Stored items from a collection
-- start --

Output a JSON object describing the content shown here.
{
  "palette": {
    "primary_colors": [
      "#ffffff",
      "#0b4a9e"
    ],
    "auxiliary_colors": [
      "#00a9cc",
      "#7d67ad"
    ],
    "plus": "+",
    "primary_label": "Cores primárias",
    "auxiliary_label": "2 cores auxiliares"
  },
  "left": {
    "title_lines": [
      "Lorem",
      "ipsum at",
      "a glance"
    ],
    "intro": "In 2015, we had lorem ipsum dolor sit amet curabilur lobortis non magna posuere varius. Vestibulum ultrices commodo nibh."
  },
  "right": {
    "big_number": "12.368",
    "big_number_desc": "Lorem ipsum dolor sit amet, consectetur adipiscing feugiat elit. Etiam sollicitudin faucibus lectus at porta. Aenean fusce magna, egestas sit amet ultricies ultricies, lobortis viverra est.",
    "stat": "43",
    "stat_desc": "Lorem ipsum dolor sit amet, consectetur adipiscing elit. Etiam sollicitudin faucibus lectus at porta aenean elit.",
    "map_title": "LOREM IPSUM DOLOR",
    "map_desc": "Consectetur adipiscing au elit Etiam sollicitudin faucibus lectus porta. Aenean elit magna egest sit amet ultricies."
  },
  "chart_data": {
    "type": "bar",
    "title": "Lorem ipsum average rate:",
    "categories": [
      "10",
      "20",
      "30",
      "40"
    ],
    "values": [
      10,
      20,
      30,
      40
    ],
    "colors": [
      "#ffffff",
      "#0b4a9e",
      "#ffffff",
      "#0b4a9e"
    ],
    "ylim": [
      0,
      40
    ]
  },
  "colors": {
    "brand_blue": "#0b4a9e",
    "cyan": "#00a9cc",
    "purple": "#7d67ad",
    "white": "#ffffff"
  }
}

-- end --

▸ Directions
Copy each line of the data that contains the word "ultricies".

▸ Solution
    "big_number_desc": "Lorem ipsum dolor sit amet, consectetur adipiscing feugiat elit. Etiam sollicitudin faucibus lectus at porta. Aenean fusce magna, egestas sit amet ultricies ultricies, lobortis viverra est.",
    "map_desc": "Consectetur adipiscing au elit Etiam sollicitudin faucibus lectus porta. Aenean elit magna egest sit amet ultricies."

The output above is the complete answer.